[Job]:
Return the full material exactly.

[Given data]:
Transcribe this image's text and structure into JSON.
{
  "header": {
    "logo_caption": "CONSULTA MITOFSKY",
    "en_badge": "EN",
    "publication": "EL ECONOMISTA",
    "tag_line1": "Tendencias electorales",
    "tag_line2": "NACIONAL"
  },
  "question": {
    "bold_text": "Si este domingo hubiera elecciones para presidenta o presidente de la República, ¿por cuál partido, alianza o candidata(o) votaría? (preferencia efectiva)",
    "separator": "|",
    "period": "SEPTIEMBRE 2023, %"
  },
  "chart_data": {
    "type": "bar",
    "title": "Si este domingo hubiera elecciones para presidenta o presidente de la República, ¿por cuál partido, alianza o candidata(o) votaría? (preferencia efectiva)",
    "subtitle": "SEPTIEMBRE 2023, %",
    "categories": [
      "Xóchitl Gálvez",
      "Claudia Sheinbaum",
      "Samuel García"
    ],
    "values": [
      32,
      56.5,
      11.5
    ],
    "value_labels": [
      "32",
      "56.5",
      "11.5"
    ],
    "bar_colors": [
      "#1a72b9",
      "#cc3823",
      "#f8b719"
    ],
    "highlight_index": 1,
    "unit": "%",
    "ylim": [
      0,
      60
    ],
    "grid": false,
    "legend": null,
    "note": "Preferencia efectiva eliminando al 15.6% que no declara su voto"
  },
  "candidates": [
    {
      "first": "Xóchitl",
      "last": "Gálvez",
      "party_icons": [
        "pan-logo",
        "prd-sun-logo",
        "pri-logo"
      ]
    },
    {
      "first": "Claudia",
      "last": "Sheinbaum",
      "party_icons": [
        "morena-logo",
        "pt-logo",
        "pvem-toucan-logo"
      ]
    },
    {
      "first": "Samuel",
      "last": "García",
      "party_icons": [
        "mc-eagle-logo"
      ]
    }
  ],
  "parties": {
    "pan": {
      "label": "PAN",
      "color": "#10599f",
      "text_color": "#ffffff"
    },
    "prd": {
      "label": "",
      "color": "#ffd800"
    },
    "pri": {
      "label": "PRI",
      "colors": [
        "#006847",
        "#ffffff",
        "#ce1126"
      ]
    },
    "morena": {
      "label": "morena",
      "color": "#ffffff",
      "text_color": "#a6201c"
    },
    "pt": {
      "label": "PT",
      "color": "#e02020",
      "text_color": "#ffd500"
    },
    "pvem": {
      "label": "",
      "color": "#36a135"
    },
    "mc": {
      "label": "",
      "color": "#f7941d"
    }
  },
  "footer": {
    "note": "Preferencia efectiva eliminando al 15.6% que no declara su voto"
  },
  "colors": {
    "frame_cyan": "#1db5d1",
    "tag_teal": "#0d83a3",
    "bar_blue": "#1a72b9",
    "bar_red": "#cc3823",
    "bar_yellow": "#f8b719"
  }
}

[Written solution]:
Transcribe this image's text and structure into JSON.
{
  "header": {
    "logo_caption": "CONSULTA MITOFSKY",
    "en_badge": "EN",
    "publication": "EL ECONOMISTA",
    "tag_line1": "Tendencias electorales",
    "tag_line2": "NACIONAL"
  },
  "question": {
    "bold_text": "Si este domingo hubiera elecciones para presidenta o presidente de la República, ¿por cuál partido, alianza o candidata(o) votaría? (preferencia efectiva)",
    "separator": "|",
    "period": "SEPTIEMBRE 2023, %"
  },
  "chart_data": {
    "type": "bar",
    "title": "Si este domingo hubiera elecciones para presidenta o presidente de la República, ¿por cuál partido, alianza o candidata(o) votaría? (preferencia efectiva)",
    "subtitle": "SEPTIEMBRE 2023, %",
    "categories": [
      "Xóchitl Gálvez",
      "Claudia Sheinbaum",
      "Samuel García"
    ],
    "values": [
      32,
      56.5,
      11.5
    ],
    "value_labels": [
      "32",
      "56.5",
      "11.5"
    ],
    "bar_colors": [
      "#1a72b9",
      "#cc3823",
      "#f8b719"
    ],
    "highlight_index": 1,
    "unit": "%",
    "ylim": [
      0,
      60
    ],
    "grid": false,
    "legend": null,
    "note": "Preferencia efectiva eliminando al 15.6% que no declara su voto"
  },
  "candidates": [
    {
      "first": "Xóchitl",
      "last": "Gálvez",
      "party_icons": [
        "pan-logo",
        "prd-sun-logo",
        "pri-logo"
      ]
    },
    {
      "first": "Claudia",
      "last": "Sheinbaum",
      "party_icons": [
        "morena-logo",
        "pt-logo",
        "pvem-toucan-logo"
      ]
    },
    {
      "first": "Samuel",
      "last": "García",
      "party_icons": [
        "mc-eagle-logo"
      ]
    }
  ],
  "parties": {
    "pan": {
      "label": "PAN",
      "color": "#10599f",
      "text_color": "#ffffff"
    },
    "prd": {
      "label": "",
      "color": "#ffd800"
    },
    "pri": {
      "label": "PRI",
      "colors": [
        "#006847",
        "#ffffff",
        "#ce1126"
      ]
    },
    "morena": {
      "label": "morena",
      "color": "#ffffff",
      "text_color": "#a6201c"
    },
    "pt": {
      "label": "PT",
      "color": "#e02020",
      "text_color": "#ffd500"
    },
    "pvem": {
      "label": "",
      "color": "#36a135"
    },
    "mc": {
      "label": "",
      "color": "#f7941d"
    }
  },
  "footer": {
    "note": "Preferencia efectiva eliminando al 15.6% que no declara su voto"
  },
  "colors": {
    "frame_cyan": "#1db5d1",
    "tag_teal": "#0d83a3",
    "bar_blue": "#1a72b9",
    "bar_red": "#cc3823",
    "bar_yellow": "#f8b719"
  }
}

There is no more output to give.